» **Exercise objective**: Transcribe the material exactly. Images do not belong in the copy.

» **Supplied information**:
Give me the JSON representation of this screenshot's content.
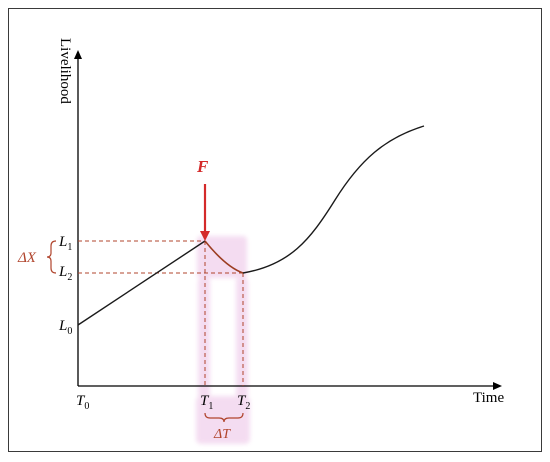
{
  "labels": {
    "y_axis": "Livelihood",
    "x_axis": "Time",
    "force": "F",
    "delta_x": "ΔX",
    "delta_t": "ΔT",
    "l0_base": "L",
    "l0_sub": "0",
    "l1_base": "L",
    "l1_sub": "1",
    "l2_base": "L",
    "l2_sub": "2",
    "t0_base": "T",
    "t0_sub": "0",
    "t1_base": "T",
    "t1_sub": "1",
    "t2_base": "T",
    "t2_sub": "2"
  },
  "colors": {
    "curve": "#1a1a1a",
    "axes": "#000000",
    "guide_lines": "#b0442c",
    "force_arrow": "#d42a2a",
    "shock_segment": "#9c3d22",
    "highlight": "#f3d7ef",
    "frame": "#3a3a3a"
  }
}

» **Answer**:
Give me the JSON representation of this screenshot's content.
{
  "labels": {
    "y_axis": "Livelihood",
    "x_axis": "Time",
    "force": "F",
    "delta_x": "ΔX",
    "delta_t": "ΔT",
    "l0_base": "L",
    "l0_sub": "0",
    "l1_base": "L",
    "l1_sub": "1",
    "l2_base": "L",
    "l2_sub": "2",
    "t0_base": "T",
    "t0_sub": "0",
    "t1_base": "T",
    "t1_sub": "1",
    "t2_base": "T",
    "t2_sub": "2"
  },
  "colors": {
    "curve": "#1a1a1a",
    "axes": "#000000",
    "guide_lines": "#b0442c",
    "force_arrow": "#d42a2a",
    "shock_segment": "#9c3d22",
    "highlight": "#f3d7ef",
    "frame": "#3a3a3a"
  }
}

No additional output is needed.